The only problem is, he doesn’t know her at all. He doesn’t know her name or who her parents are. He doesn’t know if she can cook or keep house. He doesn’t know if she has any brothers or sisters or whether she is musical or mean or mousy or messy. He doesn’t know if she wants a career or children or both. All he sees is this beautiful babe in front of him. The rest of it doesn’t matter to Samson.
Samson was looking in the wrong place for the wrong thing for the wrong reason. And he found it! But that shouldn’t surprise us either. In life, you get what you pay for and Samson is investing in all the wrong places.
3. He Rejected Godly Counsel 3
The downward spiral continues but now takes an ominous turn. So far, Samson has made some mistakes but they are not fatal. That is about to change.
There is the reaction of his parents to the news that he wants to marry a Philistine girl. “Isn’t there an acceptable woman among your relatives or among all our people? Must you go to the uncircumcised Philistines?” (3) His parents recognized that marrying a Philistine woman was not in his interest and they tried to warn him. But Samson would have none of it.
There are many things that need to be said about this. For one thing, God had already spoken on the matter. In Exodus 34:16 and Deuteronomy 7:1-4 the children of Israel are explicitly commanded not to seek husbands or wives from the surrounding pagan nations. The reason is clear—if you marry a pagan, he (or she) will turn you away from God.
In fact, the warning against mixed-faith marriages is one of the clearest teachings in the whole Bible. Over and over again the people of God are warned not to intermarry with those who do not share their faith. I have talked with many, many Christians (mostly women) who violated this command. Some of them have been married to unbelievers for 30 or 40 years. It’s not an easy life. They have struggled to win their husbands to Jesus Christ, mostly to no avail. All because early on, in a rush of emotion, they decided to ignore what God said. More than a few have said to me, “Pastor Ray, it was the biggest mistake of my life. Please warn the young people not to make the same mistake I did.”
That’s what I’m doing in this message. As your pastor, I’m warning you not to do what Samson did. We have many singles in our church. Some of you are sorely tempted to neglect this teaching. Please don’t do it. It’s okay to be single. You’re all right just the way you are. God loves you and we love you. You don’t have to get married, but if you do, marry someone who loves the Lord as much as you do. Remember, it’s better to be single for 50 years than to be married for even one day outside the will of God. As the saying goes, it’s better to be single than to wish you were.

● **Material provided**
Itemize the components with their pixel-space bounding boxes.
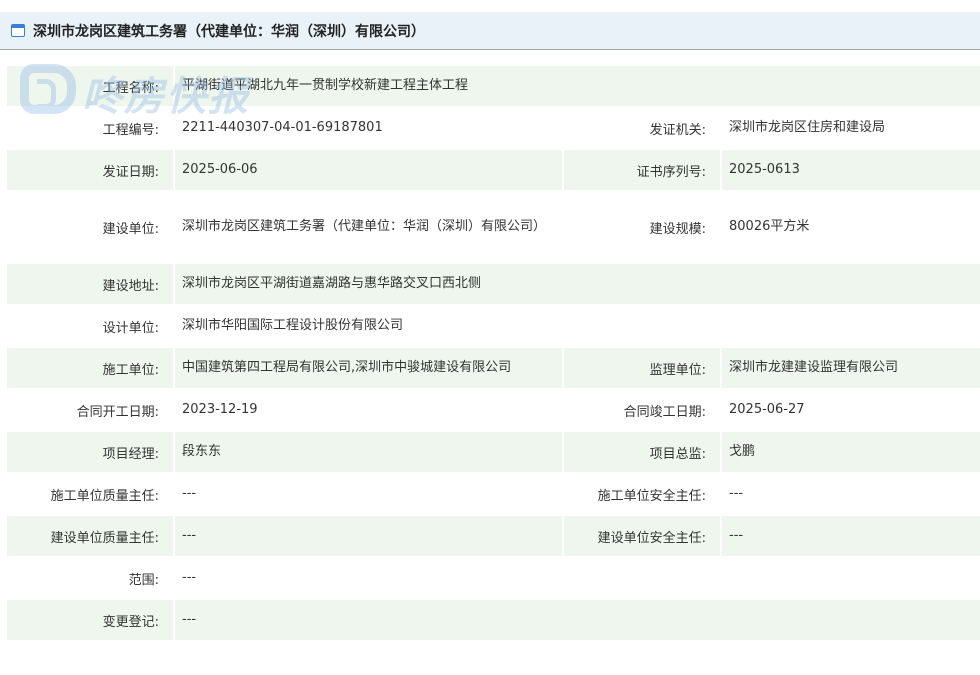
- contractor-safety-director-value: ---: [729, 486, 744, 501]
- contractor-label: 施工单位:: [7, 348, 173, 388]
- construction-owner-value: 深圳市龙岗区建筑工务署（代建单位：华润（深圳）有限公司）: [182, 219, 547, 234]
- table-row: 工程编号: 2211-440307-04-01-69187801 发证机关: 深…: [7, 108, 980, 148]
- table-row: 建设单位质量主任: --- 建设单位安全主任: ---: [7, 516, 980, 556]
- construction-address-label: 建设地址:: [7, 264, 173, 304]
- project-name-label: 工程名称:: [7, 66, 173, 106]
- project-number-label: 工程编号:: [102, 122, 159, 138]
- contractor-quality-director-value: ---: [182, 486, 197, 501]
- project-manager-value: 段东东: [175, 432, 562, 472]
- owner-quality-director-value: ---: [175, 516, 562, 556]
- project-manager-label: 项目经理:: [7, 432, 173, 472]
- project-number-value: 2211-440307-04-01-69187801: [182, 120, 383, 135]
- issue-date-value: 2025-06-06: [175, 150, 562, 190]
- issuing-authority-label: 发证机关:: [649, 122, 706, 138]
- detail-table: 工程名称: 平湖街道平湖北九年一贯制学校新建工程主体工程 工程编号: 2211-…: [7, 66, 980, 640]
- construction-owner-label: 建设单位:: [102, 221, 159, 237]
- owner-quality-director-label: 建设单位质量主任:: [7, 516, 173, 556]
- page-title: 深圳市龙岗区建筑工务署（代建单位：华润（深圳）有限公司）: [33, 24, 425, 40]
- window-icon: [11, 24, 25, 37]
- contract-start-value: 2023-12-19: [182, 402, 258, 417]
- project-name-value: 平湖街道平湖北九年一贯制学校新建工程主体工程: [175, 66, 980, 106]
- supervisor-unit-value: 深圳市龙建建设监理有限公司: [722, 348, 980, 388]
- table-row: 项目经理: 段东东 项目总监: 戈鹏: [7, 432, 980, 472]
- contract-end-label: 合同竣工日期:: [623, 404, 706, 420]
- table-row: 建设单位: 深圳市龙岗区建筑工务署（代建单位：华润（深圳）有限公司） 建设规模:…: [7, 192, 980, 262]
- contractor-value: 中国建筑第四工程局有限公司,深圳市中骏城建设有限公司: [175, 348, 562, 388]
- change-registration-value: ---: [175, 600, 980, 640]
- project-director-value: 戈鹏: [722, 432, 980, 472]
- contract-start-label: 合同开工日期:: [76, 404, 159, 420]
- construction-scale-label: 建设规模:: [649, 221, 706, 237]
- issuing-authority-value: 深圳市龙岗区住房和建设局: [729, 120, 886, 135]
- table-row: 建设地址: 深圳市龙岗区平湖街道嘉湖路与惠华路交叉口西北侧: [7, 264, 980, 304]
- project-director-label: 项目总监:: [564, 432, 720, 472]
- table-row: 变更登记: ---: [7, 600, 980, 640]
- design-unit-label: 设计单位:: [102, 320, 159, 336]
- table-row: 范围: ---: [7, 558, 980, 598]
- design-unit-value: 深圳市华阳国际工程设计股份有限公司: [182, 318, 404, 333]
- construction-address-value: 深圳市龙岗区平湖街道嘉湖路与惠华路交叉口西北侧: [175, 264, 980, 304]
- scope-label: 范围:: [128, 572, 159, 588]
- contractor-safety-director-label: 施工单位安全主任:: [597, 488, 706, 504]
- table-row: 设计单位: 深圳市华阳国际工程设计股份有限公司: [7, 306, 980, 346]
- certificate-serial-label: 证书序列号:: [564, 150, 720, 190]
- owner-safety-director-value: ---: [722, 516, 980, 556]
- issue-date-label: 发证日期:: [7, 150, 173, 190]
- construction-scale-value: 80026平方米: [729, 219, 810, 234]
- contractor-quality-director-label: 施工单位质量主任:: [50, 488, 159, 504]
- scope-value: ---: [182, 570, 197, 585]
- certificate-serial-value: 2025-0613: [722, 150, 980, 190]
- supervisor-unit-label: 监理单位:: [564, 348, 720, 388]
- table-row: 工程名称: 平湖街道平湖北九年一贯制学校新建工程主体工程: [7, 66, 980, 106]
- owner-safety-director-label: 建设单位安全主任:: [564, 516, 720, 556]
- table-row: 施工单位: 中国建筑第四工程局有限公司,深圳市中骏城建设有限公司 监理单位: 深…: [7, 348, 980, 388]
- page-header: 深圳市龙岗区建筑工务署（代建单位：华润（深圳）有限公司）: [0, 12, 980, 50]
- table-row: 发证日期: 2025-06-06 证书序列号: 2025-0613: [7, 150, 980, 190]
- table-row: 施工单位质量主任: --- 施工单位安全主任: ---: [7, 474, 980, 514]
- contract-end-value: 2025-06-27: [729, 402, 805, 417]
- table-row: 合同开工日期: 2023-12-19 合同竣工日期: 2025-06-27: [7, 390, 980, 430]
- change-registration-label: 变更登记:: [7, 600, 173, 640]
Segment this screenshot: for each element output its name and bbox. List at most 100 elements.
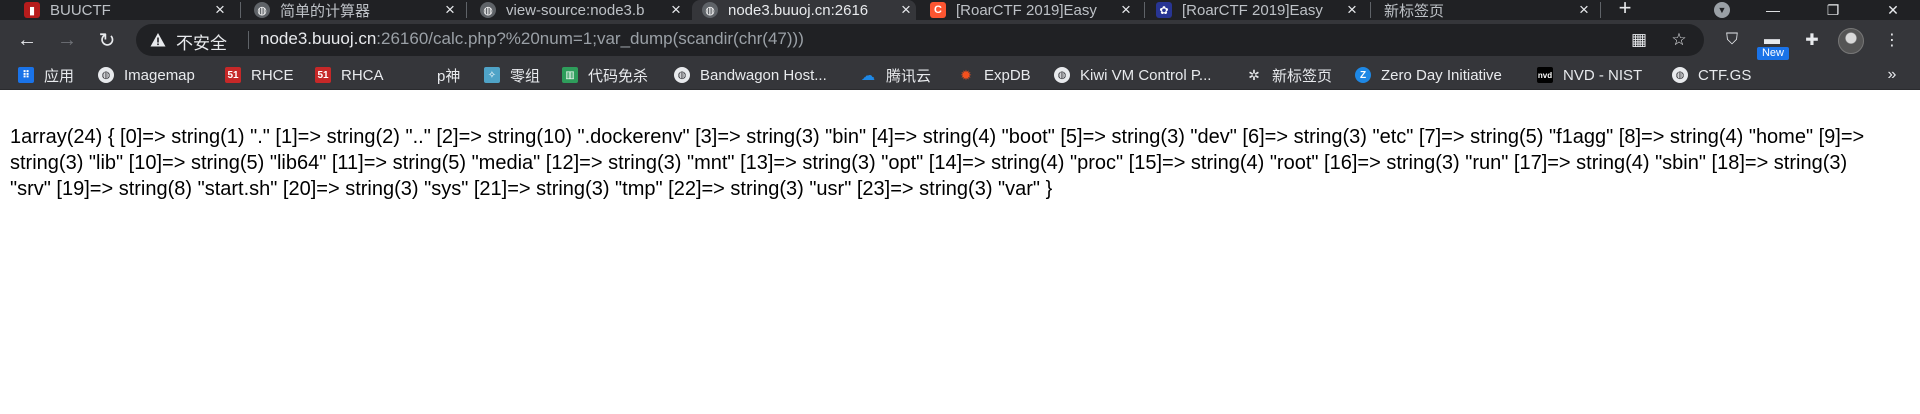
globe-icon: ◍ bbox=[480, 2, 496, 18]
bookmarks-overflow-button[interactable]: » bbox=[1880, 64, 1904, 86]
tab-close-icon[interactable]: × bbox=[1342, 0, 1362, 20]
close-window-button[interactable]: ✕ bbox=[1870, 0, 1916, 20]
tab-close-icon[interactable]: × bbox=[210, 0, 230, 20]
tab-title: [RoarCTF 2019]Easy bbox=[1182, 1, 1323, 19]
buuctf-icon: ▮ bbox=[24, 2, 40, 18]
tab-roarctf-cnblogs[interactable]: ✿ [RoarCTF 2019]Easy × bbox=[1152, 0, 1362, 20]
url-path: :26160/calc.php?%20num=1;var_dump(scandi… bbox=[376, 29, 804, 48]
security-status-label[interactable]: 不安全 bbox=[176, 29, 227, 54]
51cto-icon: 51 bbox=[315, 67, 331, 83]
extension-shield-button[interactable]: ⛉ bbox=[1720, 28, 1744, 52]
bookmark-label: 新标签页 bbox=[1272, 67, 1333, 85]
arrow-left-icon: ← bbox=[17, 28, 37, 51]
menu-button[interactable]: ⋮ bbox=[1880, 28, 1904, 52]
tab-divider bbox=[240, 2, 241, 18]
bookmark-zdi[interactable]: Z Zero Day Initiative bbox=[1355, 64, 1502, 86]
bookmark-label: CTF.GS bbox=[1698, 66, 1752, 84]
tab-title: node3.buuoj.cn:2616 bbox=[728, 1, 869, 19]
arrow-right-icon: → bbox=[57, 28, 77, 51]
bookmark-label: Bandwagon Host... bbox=[700, 66, 827, 84]
browser-toolbar: ← → ↻ 不安全 node3.buuoj.cn:26160/calc.php?… bbox=[0, 20, 1920, 60]
reload-button[interactable]: ↻ bbox=[93, 26, 121, 54]
tab-close-icon[interactable]: × bbox=[1116, 0, 1136, 20]
more-vert-icon: ⋮ bbox=[1884, 32, 1900, 49]
star-icon: ☆ bbox=[1671, 30, 1687, 49]
reload-icon: ↻ bbox=[98, 29, 116, 52]
tab-close-icon[interactable]: × bbox=[1574, 0, 1594, 20]
tab-calculator[interactable]: ◍ 简单的计算器 × bbox=[250, 0, 460, 20]
warning-icon bbox=[150, 33, 166, 47]
tab-new-tab[interactable]: 新标签页 × bbox=[1384, 0, 1594, 20]
51cto-icon: 51 bbox=[225, 67, 241, 83]
url-host: node3.buuoj.cn bbox=[260, 29, 377, 48]
bookmark-pshen[interactable]: p神 bbox=[437, 64, 460, 86]
bookmark-nvd[interactable]: nvd NVD - NIST bbox=[1537, 64, 1642, 86]
expdb-icon: ✹ bbox=[960, 66, 972, 83]
bookmark-rhca[interactable]: 51 RHCA bbox=[315, 64, 384, 86]
bookmark-label: 腾讯云 bbox=[886, 67, 932, 85]
tab-view-source[interactable]: ◍ view-source:node3.b × bbox=[476, 0, 686, 20]
page-content: 1array(24) { [0]=> string(1) "." [1]=> s… bbox=[0, 90, 1920, 414]
chevron-down-icon: ▼ bbox=[1714, 2, 1730, 18]
csdn-icon: C bbox=[930, 2, 946, 18]
tab-divider bbox=[1370, 2, 1371, 18]
bookmark-bandwagon[interactable]: ◍ Bandwagon Host... bbox=[674, 64, 827, 86]
bookmark-imagemap[interactable]: ◍ Imagemap bbox=[98, 64, 195, 86]
tab-close-icon[interactable]: × bbox=[440, 0, 460, 20]
tab-divider bbox=[1144, 2, 1145, 18]
tab-title: 简单的计算器 bbox=[280, 2, 371, 20]
qr-code-button[interactable]: ▦ bbox=[1629, 30, 1649, 50]
bookmark-newtab[interactable]: ✲ 新标签页 bbox=[1246, 64, 1332, 86]
bookmark-lingzu[interactable]: ✧ 零组 bbox=[484, 64, 540, 86]
bookmark-rhce[interactable]: 51 RHCE bbox=[225, 64, 294, 86]
globe-icon: ◍ bbox=[254, 2, 270, 18]
new-tab-button[interactable]: + bbox=[1612, 0, 1638, 20]
puzzle-icon: ✚ bbox=[1805, 32, 1819, 49]
tab-strip: ▮ BUUCTF × ◍ 简单的计算器 × ◍ view-source:node… bbox=[0, 0, 1920, 20]
globe-icon: ◍ bbox=[98, 67, 114, 83]
bookmark-label: 应用 bbox=[44, 67, 75, 85]
tab-title: [RoarCTF 2019]Easy bbox=[956, 1, 1097, 19]
back-button[interactable]: ← bbox=[13, 26, 41, 54]
bookmark-label: 零组 bbox=[510, 67, 541, 85]
zdi-icon: Z bbox=[1355, 67, 1371, 83]
bookmarks-bar: ⠿ 应用 ◍ Imagemap 51 RHCE 51 RHCA p神 ✧ 零组 … bbox=[0, 60, 1920, 90]
bookmark-star-button[interactable]: ☆ bbox=[1669, 30, 1689, 50]
bookmark-label: Imagemap bbox=[124, 66, 195, 84]
bookmark-label: p神 bbox=[437, 67, 461, 85]
minimize-button[interactable]: — bbox=[1750, 0, 1796, 20]
tab-roarctf-csdn[interactable]: C [RoarCTF 2019]Easy × bbox=[926, 0, 1136, 20]
bookmark-kiwivm[interactable]: ◍ Kiwi VM Control P... bbox=[1054, 64, 1211, 86]
var-dump-output: 1array(24) { [0]=> string(1) "." [1]=> s… bbox=[10, 126, 1865, 200]
bookmark-label: Zero Day Initiative bbox=[1381, 66, 1502, 84]
tab-search-button[interactable]: ▼ bbox=[1712, 0, 1732, 20]
bookmark-ctfgs[interactable]: ◍ CTF.GS bbox=[1672, 64, 1751, 86]
maximize-button[interactable]: ❐ bbox=[1810, 0, 1856, 20]
new-badge: New bbox=[1757, 47, 1789, 60]
tab-close-icon[interactable]: × bbox=[666, 0, 686, 20]
bookmark-daima[interactable]: ▥ 代码免杀 bbox=[562, 64, 648, 86]
address-bar[interactable]: 不安全 node3.buuoj.cn:26160/calc.php?%20num… bbox=[136, 24, 1704, 56]
bookmark-apps[interactable]: ⠿ 应用 bbox=[18, 64, 74, 86]
bars-icon: ▥ bbox=[562, 67, 578, 83]
bookmark-expdb[interactable]: ✹ ExpDB bbox=[958, 64, 1031, 86]
tab-title: BUUCTF bbox=[50, 1, 111, 19]
forward-button[interactable]: → bbox=[53, 26, 81, 54]
extensions-button[interactable]: ✚ bbox=[1800, 28, 1824, 52]
url-text[interactable]: node3.buuoj.cn:26160/calc.php?%20num=1;v… bbox=[260, 29, 804, 49]
bookmark-label: ExpDB bbox=[984, 66, 1031, 84]
cnblogs-icon: ✿ bbox=[1156, 2, 1172, 18]
tab-node3-active[interactable]: ◍ node3.buuoj.cn:2616 × bbox=[692, 0, 916, 20]
gear-icon: ✲ bbox=[1248, 66, 1260, 83]
apps-grid-icon: ⠿ bbox=[18, 67, 34, 83]
tab-buuctf[interactable]: ▮ BUUCTF × bbox=[20, 0, 230, 20]
lingzu-icon: ✧ bbox=[484, 67, 500, 83]
tab-close-icon[interactable]: × bbox=[896, 0, 916, 20]
bookmark-label: RHCA bbox=[341, 66, 384, 84]
bookmark-label: NVD - NIST bbox=[1563, 66, 1643, 84]
avatar[interactable] bbox=[1838, 28, 1864, 54]
tab-title: 新标签页 bbox=[1384, 2, 1445, 20]
bookmark-tencent-cloud[interactable]: ☁ 腾讯云 bbox=[860, 64, 931, 86]
cloud-icon: ☁ bbox=[861, 66, 875, 83]
bookmark-label: 代码免杀 bbox=[588, 67, 649, 85]
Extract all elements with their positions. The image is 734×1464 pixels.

● **Tasks for this exercise**
[A] Answer these questions from the Samson sermon:
(i) Which two passages does it cite as commanding the children of Israel not to seek husbands or wives from surrounding pagan nations?
(ii) How many years have some of the Christians the pastor talked with been married to unbelievers?
(iii) Being single for 50 years is called better than what?
[B] Reproduce the Samson sermon from "Samson was looking" to "about to change.".
The entries are not needed for anything here.

● **Outputs by task**
[A]
(i) Exodus 34:16 and Deuteronomy 7:1-4
(ii) 30 or 40 years
(iii) Being married for even one day outside the will of God

[B]
Samson was looking in the wrong place for the wrong thing for the wrong reason. And he found it! But that shouldn’t surprise us either. In life, you get what you pay for and Samson is investing in all the wrong places.
3. He Rejected Godly Counsel 3
The downward spiral continues but now takes an ominous turn. So far, Samson has made some mistakes but they are not fatal. That is about to change.